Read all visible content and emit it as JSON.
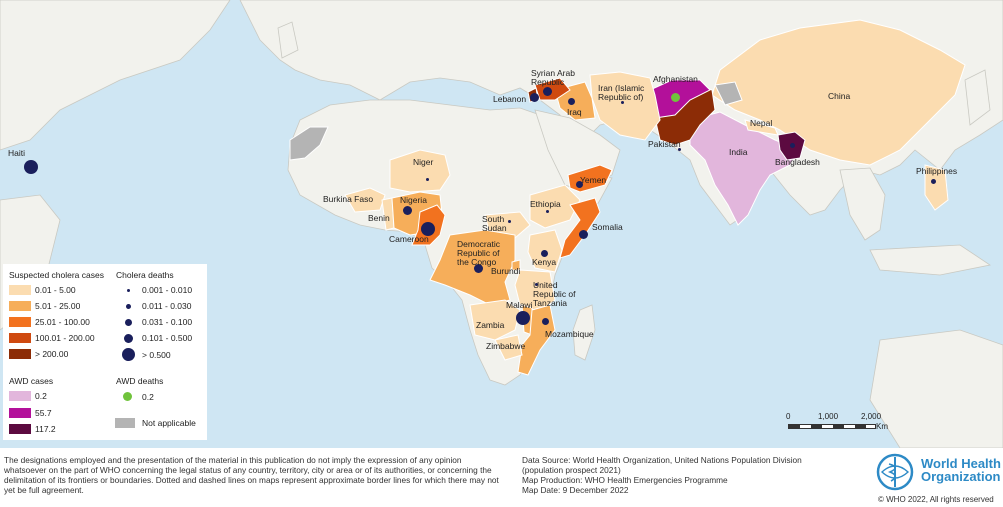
{
  "colors": {
    "ocean": "#cfe6f3",
    "land": "#f2f2ed",
    "cholera_0_5": "#fbdcb0",
    "cholera_5_25": "#f6ae5a",
    "cholera_25_100": "#f2721f",
    "cholera_100_200": "#cf4a10",
    "cholera_200": "#8c2c06",
    "awd_02": "#e2b6dc",
    "awd_557": "#b3109a",
    "awd_1172": "#5c0a40",
    "not_applicable": "#b4b4b4",
    "deaths_dot": "#1a1f5c",
    "awd_death_dot": "#70c33c"
  },
  "countries": {
    "haiti": "Haiti",
    "niger": "Niger",
    "burkina_faso": "Burkina Faso",
    "benin": "Benin",
    "nigeria": "Nigeria",
    "cameroon": "Cameroon",
    "south_sudan": "South\nSudan",
    "ethiopia": "Ethiopia",
    "somalia": "Somalia",
    "kenya": "Kenya",
    "drc": "Democratic\nRepublic of\nthe Congo",
    "burundi": "Burundi",
    "tanzania": "United\nRepublic of\nTanzania",
    "malawi": "Malawi",
    "zambia": "Zambia",
    "mozambique": "Mozambique",
    "zimbabwe": "Zimbabwe",
    "yemen": "Yemen",
    "syria": "Syrian Arab\nRepublic",
    "lebanon": "Lebanon",
    "iraq": "Iraq",
    "iran": "Iran (Islamic\nRepublic of)",
    "afghanistan": "Afghanistan",
    "pakistan": "Pakistan",
    "nepal": "Nepal",
    "india": "India",
    "bangladesh": "Bangladesh",
    "china": "China",
    "philippines": "Philippines"
  },
  "legend": {
    "cases_title": "Suspected cholera cases",
    "cases": [
      "0.01 - 5.00",
      "5.01 - 25.00",
      "25.01 - 100.00",
      "100.01 - 200.00",
      "> 200.00"
    ],
    "deaths_title": "Cholera deaths",
    "deaths": [
      "0.001 - 0.010",
      "0.011 - 0.030",
      "0.031 - 0.100",
      "0.101 - 0.500",
      "> 0.500"
    ],
    "awd_cases_title": "AWD cases",
    "awd_cases": [
      "0.2",
      "55.7",
      "117.2"
    ],
    "awd_deaths_title": "AWD deaths",
    "awd_deaths": [
      "0.2"
    ],
    "not_applicable": "Not applicable"
  },
  "scale": {
    "ticks": [
      "0",
      "1,000",
      "2,000"
    ],
    "unit": "Km"
  },
  "footer": {
    "disclaimer": "The designations employed and the presentation of the material in this publication do not imply the expression of any opinion whatsoever on the part of WHO concerning the legal status of any country, territory, city or area or of its authorities, or concerning the delimitation of its frontiers or boundaries. Dotted and dashed lines on maps represent approximate border lines for which there may not yet be full agreement.",
    "source_line1": "Data Source: World Health Organization, United Nations Population Division",
    "source_line2": "(population prospect 2021)",
    "production": "Map Production: WHO Health Emergencies Programme",
    "date": "Map Date: 9 December 2022",
    "who_name_line1": "World Health",
    "who_name_line2": "Organization",
    "copyright": "© WHO 2022, All rights reserved"
  }
}
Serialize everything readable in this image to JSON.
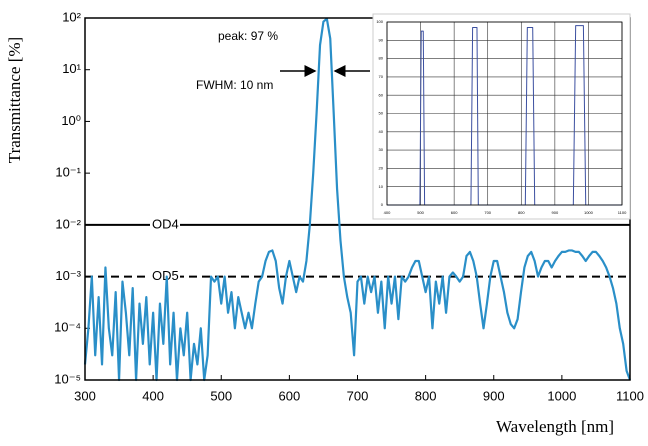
{
  "chart_data": [
    {
      "type": "line",
      "y_scale": "log",
      "x_label": "Wavelength [nm]",
      "y_label": "Transmittance [%]",
      "xlim": [
        300,
        1100
      ],
      "xticks": [
        300,
        400,
        500,
        600,
        700,
        800,
        900,
        1000,
        1100
      ],
      "ylim": [
        1e-05,
        100
      ],
      "yticks": [
        {
          "value": 1e-05,
          "label": "10⁻⁵"
        },
        {
          "value": 0.0001,
          "label": "10⁻⁴"
        },
        {
          "value": 0.001,
          "label": "10⁻³"
        },
        {
          "value": 0.01,
          "label": "10⁻²"
        },
        {
          "value": 0.1,
          "label": "10⁻¹"
        },
        {
          "value": 1,
          "label": "10⁰"
        },
        {
          "value": 10,
          "label": "10¹"
        },
        {
          "value": 100,
          "label": "10²"
        }
      ],
      "annotations": [
        "peak:  97 %",
        "FWHM: 10 nm"
      ],
      "reference_lines": [
        {
          "label": "OD4",
          "value": 0.01,
          "style": "solid"
        },
        {
          "label": "OD5",
          "value": 0.001,
          "style": "dashed"
        }
      ],
      "x": [
        300,
        305,
        310,
        315,
        320,
        325,
        330,
        335,
        340,
        345,
        350,
        355,
        360,
        365,
        370,
        375,
        380,
        385,
        390,
        395,
        400,
        405,
        410,
        415,
        420,
        425,
        430,
        435,
        440,
        445,
        450,
        455,
        460,
        465,
        470,
        475,
        480,
        485,
        490,
        495,
        500,
        505,
        510,
        515,
        520,
        525,
        530,
        535,
        540,
        545,
        550,
        555,
        560,
        565,
        570,
        575,
        580,
        585,
        590,
        595,
        600,
        605,
        610,
        615,
        620,
        625,
        630,
        635,
        640,
        645,
        650,
        655,
        660,
        665,
        670,
        675,
        680,
        685,
        690,
        695,
        700,
        705,
        710,
        715,
        720,
        725,
        730,
        735,
        740,
        745,
        750,
        755,
        760,
        765,
        770,
        775,
        780,
        785,
        790,
        795,
        800,
        805,
        810,
        815,
        820,
        825,
        830,
        835,
        840,
        845,
        850,
        855,
        860,
        865,
        870,
        875,
        880,
        885,
        890,
        895,
        900,
        905,
        910,
        915,
        920,
        925,
        930,
        935,
        940,
        945,
        950,
        955,
        960,
        965,
        970,
        975,
        980,
        985,
        990,
        995,
        1000,
        1005,
        1010,
        1015,
        1020,
        1025,
        1030,
        1035,
        1040,
        1045,
        1050,
        1055,
        1060,
        1065,
        1070,
        1075,
        1080,
        1085,
        1090,
        1095,
        1100
      ],
      "series": [
        {
          "color": "#2a8fc8",
          "values": [
            2e-05,
            0.0001,
            0.001,
            3e-05,
            0.0004,
            2e-05,
            0.0015,
            0.0001,
            3e-05,
            0.0005,
            1e-05,
            0.0008,
            0.0002,
            3e-05,
            0.0006,
            1e-05,
            0.0003,
            5e-05,
            0.0004,
            2e-05,
            0.0002,
            1e-05,
            0.0003,
            5e-05,
            0.001,
            2e-05,
            0.0002,
            1e-05,
            0.0001,
            3e-05,
            0.0002,
            1e-05,
            5e-05,
            2e-05,
            0.0001,
            1e-05,
            3e-05,
            0.001,
            0.0008,
            0.001,
            0.0003,
            0.001,
            0.0002,
            0.0005,
            0.0001,
            0.0004,
            0.0002,
            0.0001,
            0.0002,
            0.0001,
            0.0003,
            0.0008,
            0.001,
            0.002,
            0.003,
            0.0032,
            0.002,
            0.0006,
            0.0003,
            0.001,
            0.002,
            0.001,
            0.0005,
            0.001,
            0.0008,
            0.002,
            0.01,
            0.1,
            1.5,
            30,
            85,
            97,
            40,
            1.5,
            0.05,
            0.005,
            0.001,
            0.0004,
            0.0002,
            3e-05,
            0.0008,
            0.001,
            0.0003,
            0.001,
            0.0005,
            0.001,
            0.0002,
            0.0008,
            0.0001,
            0.001,
            0.0003,
            0.001,
            0.00015,
            0.001,
            0.0008,
            0.001,
            0.0015,
            0.002,
            0.002,
            0.001,
            0.0005,
            0.001,
            0.0001,
            0.0008,
            0.0003,
            0.001,
            0.0002,
            0.001,
            0.0012,
            0.001,
            0.0008,
            0.001,
            0.0025,
            0.003,
            0.002,
            0.001,
            0.0003,
            0.0001,
            0.0003,
            0.001,
            0.002,
            0.002,
            0.001,
            0.0005,
            0.0002,
            0.00012,
            0.0001,
            0.00015,
            0.0005,
            0.0015,
            0.0025,
            0.003,
            0.002,
            0.001,
            0.0015,
            0.002,
            0.002,
            0.0015,
            0.002,
            0.0025,
            0.003,
            0.003,
            0.0032,
            0.0032,
            0.003,
            0.003,
            0.0025,
            0.002,
            0.0025,
            0.003,
            0.003,
            0.0025,
            0.002,
            0.0015,
            0.001,
            0.0006,
            0.0003,
            0.0001,
            5e-05,
            1.5e-05,
            1e-05
          ]
        }
      ]
    },
    {
      "type": "line",
      "xlim": [
        400,
        1100
      ],
      "xticks": [
        400,
        500,
        600,
        700,
        800,
        900,
        1000,
        1100
      ],
      "ylim": [
        0,
        100
      ],
      "yticks": [
        0,
        10,
        20,
        30,
        40,
        50,
        60,
        70,
        80,
        90,
        100
      ],
      "grid": true,
      "x": [
        400,
        498,
        502,
        508,
        512,
        650,
        655,
        668,
        672,
        812,
        818,
        834,
        840,
        955,
        962,
        985,
        992,
        1100
      ],
      "series": [
        {
          "color": "#3b4fa0",
          "values": [
            0,
            0,
            95,
            95,
            0,
            0,
            97,
            97,
            0,
            0,
            97,
            97,
            0,
            0,
            98,
            98,
            0,
            0
          ]
        }
      ]
    }
  ]
}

======

- PROBLEM TO SOLVE
Filter the records down to the lines that contain the string "United", and copy those lines.

- THE ANSWER
    "tanzania": "United\nRepublic of\nTanzania",
    "source_line1": "Data Source: World Health Organization, United Nations Population Division",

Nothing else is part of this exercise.